SUPPLIED MATERIAL:
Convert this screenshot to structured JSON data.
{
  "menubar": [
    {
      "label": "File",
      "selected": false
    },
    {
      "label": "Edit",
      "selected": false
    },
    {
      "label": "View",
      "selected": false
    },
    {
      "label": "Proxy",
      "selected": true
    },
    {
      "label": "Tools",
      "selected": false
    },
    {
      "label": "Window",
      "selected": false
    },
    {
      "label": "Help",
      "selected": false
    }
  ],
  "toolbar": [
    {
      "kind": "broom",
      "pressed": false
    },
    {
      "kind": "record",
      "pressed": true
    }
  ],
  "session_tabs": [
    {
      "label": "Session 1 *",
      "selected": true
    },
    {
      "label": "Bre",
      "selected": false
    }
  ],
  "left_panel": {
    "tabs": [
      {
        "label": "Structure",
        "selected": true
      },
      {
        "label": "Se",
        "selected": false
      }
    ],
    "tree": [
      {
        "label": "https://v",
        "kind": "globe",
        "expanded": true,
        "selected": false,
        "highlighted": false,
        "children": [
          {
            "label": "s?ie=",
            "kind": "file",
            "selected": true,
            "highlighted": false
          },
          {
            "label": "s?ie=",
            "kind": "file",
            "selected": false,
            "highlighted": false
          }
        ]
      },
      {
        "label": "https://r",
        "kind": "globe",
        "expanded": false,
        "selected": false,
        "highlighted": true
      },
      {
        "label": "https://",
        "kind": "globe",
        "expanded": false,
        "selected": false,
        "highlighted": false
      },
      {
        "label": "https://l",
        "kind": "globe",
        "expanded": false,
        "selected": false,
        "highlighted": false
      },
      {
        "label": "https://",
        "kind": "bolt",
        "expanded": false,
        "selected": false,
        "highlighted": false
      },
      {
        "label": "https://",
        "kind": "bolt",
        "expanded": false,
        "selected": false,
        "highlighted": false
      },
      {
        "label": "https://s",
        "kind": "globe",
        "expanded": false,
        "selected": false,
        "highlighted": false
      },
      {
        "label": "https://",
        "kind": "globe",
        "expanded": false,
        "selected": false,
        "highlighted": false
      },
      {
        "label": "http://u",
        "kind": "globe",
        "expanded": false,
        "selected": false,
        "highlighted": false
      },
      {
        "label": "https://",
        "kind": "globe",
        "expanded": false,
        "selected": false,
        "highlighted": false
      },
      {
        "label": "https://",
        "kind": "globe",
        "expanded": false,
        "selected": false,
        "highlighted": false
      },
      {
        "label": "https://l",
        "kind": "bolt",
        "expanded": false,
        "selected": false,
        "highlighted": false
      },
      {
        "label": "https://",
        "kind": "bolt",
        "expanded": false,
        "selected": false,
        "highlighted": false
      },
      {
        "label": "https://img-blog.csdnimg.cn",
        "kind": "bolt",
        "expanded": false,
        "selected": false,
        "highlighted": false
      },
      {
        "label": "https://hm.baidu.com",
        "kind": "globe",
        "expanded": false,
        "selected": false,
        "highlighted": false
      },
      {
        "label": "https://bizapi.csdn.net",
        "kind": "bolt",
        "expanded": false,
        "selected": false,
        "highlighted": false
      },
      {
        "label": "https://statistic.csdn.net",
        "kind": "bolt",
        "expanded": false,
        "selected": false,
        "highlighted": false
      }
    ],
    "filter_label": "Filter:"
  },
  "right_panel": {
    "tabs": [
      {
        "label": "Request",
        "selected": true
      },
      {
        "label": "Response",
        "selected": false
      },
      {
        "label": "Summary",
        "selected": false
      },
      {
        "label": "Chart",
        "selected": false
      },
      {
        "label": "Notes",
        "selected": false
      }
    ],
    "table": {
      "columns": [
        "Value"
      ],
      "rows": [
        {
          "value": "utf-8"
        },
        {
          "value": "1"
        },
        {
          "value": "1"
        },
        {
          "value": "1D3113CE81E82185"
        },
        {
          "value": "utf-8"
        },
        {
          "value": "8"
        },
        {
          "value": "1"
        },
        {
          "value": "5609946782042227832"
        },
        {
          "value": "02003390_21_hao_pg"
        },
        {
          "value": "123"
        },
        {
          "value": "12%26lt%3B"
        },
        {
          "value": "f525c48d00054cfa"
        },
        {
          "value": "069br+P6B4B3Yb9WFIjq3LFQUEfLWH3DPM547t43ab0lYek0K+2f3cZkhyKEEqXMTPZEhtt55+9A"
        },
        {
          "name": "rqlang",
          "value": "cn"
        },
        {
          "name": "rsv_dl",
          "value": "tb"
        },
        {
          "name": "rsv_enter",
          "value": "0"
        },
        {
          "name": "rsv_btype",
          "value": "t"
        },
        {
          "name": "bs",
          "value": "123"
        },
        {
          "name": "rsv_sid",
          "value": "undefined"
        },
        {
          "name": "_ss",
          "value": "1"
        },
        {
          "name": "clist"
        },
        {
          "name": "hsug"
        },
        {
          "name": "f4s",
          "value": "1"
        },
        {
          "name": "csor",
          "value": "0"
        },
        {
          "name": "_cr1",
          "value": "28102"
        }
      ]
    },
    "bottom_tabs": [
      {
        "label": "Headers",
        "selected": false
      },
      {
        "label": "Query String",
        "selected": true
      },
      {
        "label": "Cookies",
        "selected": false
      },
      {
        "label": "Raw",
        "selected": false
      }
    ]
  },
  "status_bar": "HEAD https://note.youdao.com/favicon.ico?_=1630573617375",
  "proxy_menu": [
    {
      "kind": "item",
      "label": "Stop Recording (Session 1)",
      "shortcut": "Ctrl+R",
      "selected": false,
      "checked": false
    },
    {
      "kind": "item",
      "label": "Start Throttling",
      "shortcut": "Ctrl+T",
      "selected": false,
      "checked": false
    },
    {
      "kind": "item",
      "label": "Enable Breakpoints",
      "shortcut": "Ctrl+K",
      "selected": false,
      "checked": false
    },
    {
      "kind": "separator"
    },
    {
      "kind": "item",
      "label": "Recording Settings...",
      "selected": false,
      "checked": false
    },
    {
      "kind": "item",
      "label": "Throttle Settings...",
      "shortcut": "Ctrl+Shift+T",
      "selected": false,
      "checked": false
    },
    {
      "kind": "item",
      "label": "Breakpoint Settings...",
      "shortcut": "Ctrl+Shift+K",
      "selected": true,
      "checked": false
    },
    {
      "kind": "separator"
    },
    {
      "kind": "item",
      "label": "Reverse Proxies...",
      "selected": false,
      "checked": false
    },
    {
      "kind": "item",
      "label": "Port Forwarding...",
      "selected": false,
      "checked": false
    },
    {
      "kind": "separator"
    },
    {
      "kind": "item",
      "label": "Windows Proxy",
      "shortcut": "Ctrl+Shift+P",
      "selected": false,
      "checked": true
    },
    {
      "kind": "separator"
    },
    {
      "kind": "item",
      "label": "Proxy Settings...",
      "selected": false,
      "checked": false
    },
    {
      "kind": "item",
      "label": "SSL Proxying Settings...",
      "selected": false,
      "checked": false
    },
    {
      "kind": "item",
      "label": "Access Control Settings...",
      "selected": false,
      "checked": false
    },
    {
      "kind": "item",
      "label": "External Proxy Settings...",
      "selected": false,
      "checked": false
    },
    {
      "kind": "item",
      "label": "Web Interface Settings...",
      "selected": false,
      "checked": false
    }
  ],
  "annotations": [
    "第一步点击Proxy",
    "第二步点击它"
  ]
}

WHAT TO PRODUCE: Copy the entries above exactly, leaving none out.

SOLUTION:
Convert this screenshot to structured JSON data.
{
  "menubar": [
    {
      "label": "File",
      "selected": false
    },
    {
      "label": "Edit",
      "selected": false
    },
    {
      "label": "View",
      "selected": false
    },
    {
      "label": "Proxy",
      "selected": true
    },
    {
      "label": "Tools",
      "selected": false
    },
    {
      "label": "Window",
      "selected": false
    },
    {
      "label": "Help",
      "selected": false
    }
  ],
  "toolbar": [
    {
      "kind": "broom",
      "pressed": false
    },
    {
      "kind": "record",
      "pressed": true
    }
  ],
  "session_tabs": [
    {
      "label": "Session 1 *",
      "selected": true
    },
    {
      "label": "Bre",
      "selected": false
    }
  ],
  "left_panel": {
    "tabs": [
      {
        "label": "Structure",
        "selected": true
      },
      {
        "label": "Se",
        "selected": false
      }
    ],
    "tree": [
      {
        "label": "https://v",
        "kind": "globe",
        "expanded": true,
        "selected": false,
        "highlighted": false,
        "children": [
          {
            "label": "s?ie=",
            "kind": "file",
            "selected": true,
            "highlighted": false
          },
          {
            "label": "s?ie=",
            "kind": "file",
            "selected": false,
            "highlighted": false
          }
        ]
      },
      {
        "label": "https://r",
        "kind": "globe",
        "expanded": false,
        "selected": false,
        "highlighted": true
      },
      {
        "label": "https://",
        "kind": "globe",
        "expanded": false,
        "selected": false,
        "highlighted": false
      },
      {
        "label": "https://l",
        "kind": "globe",
        "expanded": false,
        "selected": false,
        "highlighted": false
      },
      {
        "label": "https://",
        "kind": "bolt",
        "expanded": false,
        "selected": false,
        "highlighted": false
      },
      {
        "label": "https://",
        "kind": "bolt",
        "expanded": false,
        "selected": false,
        "highlighted": false
      },
      {
        "label": "https://s",
        "kind": "globe",
        "expanded": false,
        "selected": false,
        "highlighted": false
      },
      {
        "label": "https://",
        "kind": "globe",
        "expanded": false,
        "selected": false,
        "highlighted": false
      },
      {
        "label": "http://u",
        "kind": "globe",
        "expanded": false,
        "selected": false,
        "highlighted": false
      },
      {
        "label": "https://",
        "kind": "globe",
        "expanded": false,
        "selected": false,
        "highlighted": false
      },
      {
        "label": "https://",
        "kind": "globe",
        "expanded": false,
        "selected": false,
        "highlighted": false
      },
      {
        "label": "https://l",
        "kind": "bolt",
        "expanded": false,
        "selected": false,
        "highlighted": false
      },
      {
        "label": "https://",
        "kind": "bolt",
        "expanded": false,
        "selected": false,
        "highlighted": false
      },
      {
        "label": "https://img-blog.csdnimg.cn",
        "kind": "bolt",
        "expanded": false,
        "selected": false,
        "highlighted": false
      },
      {
        "label": "https://hm.baidu.com",
        "kind": "globe",
        "expanded": false,
        "selected": false,
        "highlighted": false
      },
      {
        "label": "https://bizapi.csdn.net",
        "kind": "bolt",
        "expanded": false,
        "selected": false,
        "highlighted": false
      },
      {
        "label": "https://statistic.csdn.net",
        "kind": "bolt",
        "expanded": false,
        "selected": false,
        "highlighted": false
      }
    ],
    "filter_label": "Filter:"
  },
  "right_panel": {
    "tabs": [
      {
        "label": "Request",
        "selected": true
      },
      {
        "label": "Response",
        "selected": false
      },
      {
        "label": "Summary",
        "selected": false
      },
      {
        "label": "Chart",
        "selected": false
      },
      {
        "label": "Notes",
        "selected": false
      }
    ],
    "table": {
      "columns": [
        "Value"
      ],
      "rows": [
        {
          "value": "utf-8"
        },
        {
          "value": "1"
        },
        {
          "value": "1"
        },
        {
          "value": "1D3113CE81E82185"
        },
        {
          "value": "utf-8"
        },
        {
          "value": "8"
        },
        {
          "value": "1"
        },
        {
          "value": "5609946782042227832"
        },
        {
          "value": "02003390_21_hao_pg"
        },
        {
          "value": "123"
        },
        {
          "value": "12%26lt%3B"
        },
        {
          "value": "f525c48d00054cfa"
        },
        {
          "value": "069br+P6B4B3Yb9WFIjq3LFQUEfLWH3DPM547t43ab0lYek0K+2f3cZkhyKEEqXMTPZEhtt55+9A"
        },
        {
          "name": "rqlang",
          "value": "cn"
        },
        {
          "name": "rsv_dl",
          "value": "tb"
        },
        {
          "name": "rsv_enter",
          "value": "0"
        },
        {
          "name": "rsv_btype",
          "value": "t"
        },
        {
          "name": "bs",
          "value": "123"
        },
        {
          "name": "rsv_sid",
          "value": "undefined"
        },
        {
          "name": "_ss",
          "value": "1"
        },
        {
          "name": "clist"
        },
        {
          "name": "hsug"
        },
        {
          "name": "f4s",
          "value": "1"
        },
        {
          "name": "csor",
          "value": "0"
        },
        {
          "name": "_cr1",
          "value": "28102"
        }
      ]
    },
    "bottom_tabs": [
      {
        "label": "Headers",
        "selected": false
      },
      {
        "label": "Query String",
        "selected": true
      },
      {
        "label": "Cookies",
        "selected": false
      },
      {
        "label": "Raw",
        "selected": false
      }
    ]
  },
  "status_bar": "HEAD https://note.youdao.com/favicon.ico?_=1630573617375",
  "proxy_menu": [
    {
      "kind": "item",
      "label": "Stop Recording (Session 1)",
      "shortcut": "Ctrl+R",
      "selected": false,
      "checked": false
    },
    {
      "kind": "item",
      "label": "Start Throttling",
      "shortcut": "Ctrl+T",
      "selected": false,
      "checked": false
    },
    {
      "kind": "item",
      "label": "Enable Breakpoints",
      "shortcut": "Ctrl+K",
      "selected": false,
      "checked": false
    },
    {
      "kind": "separator"
    },
    {
      "kind": "item",
      "label": "Recording Settings...",
      "selected": false,
      "checked": false
    },
    {
      "kind": "item",
      "label": "Throttle Settings...",
      "shortcut": "Ctrl+Shift+T",
      "selected": false,
      "checked": false
    },
    {
      "kind": "item",
      "label": "Breakpoint Settings...",
      "shortcut": "Ctrl+Shift+K",
      "selected": true,
      "checked": false
    },
    {
      "kind": "separator"
    },
    {
      "kind": "item",
      "label": "Reverse Proxies...",
      "selected": false,
      "checked": false
    },
    {
      "kind": "item",
      "label": "Port Forwarding...",
      "selected": false,
      "checked": false
    },
    {
      "kind": "separator"
    },
    {
      "kind": "item",
      "label": "Windows Proxy",
      "shortcut": "Ctrl+Shift+P",
      "selected": false,
      "checked": true
    },
    {
      "kind": "separator"
    },
    {
      "kind": "item",
      "label": "Proxy Settings...",
      "selected": false,
      "checked": false
    },
    {
      "kind": "item",
      "label": "SSL Proxying Settings...",
      "selected": false,
      "checked": false
    },
    {
      "kind": "item",
      "label": "Access Control Settings...",
      "selected": false,
      "checked": false
    },
    {
      "kind": "item",
      "label": "External Proxy Settings...",
      "selected": false,
      "checked": false
    },
    {
      "kind": "item",
      "label": "Web Interface Settings...",
      "selected": false,
      "checked": false
    }
  ],
  "annotations": [
    "第一步点击Proxy",
    "第二步点击它"
  ]
}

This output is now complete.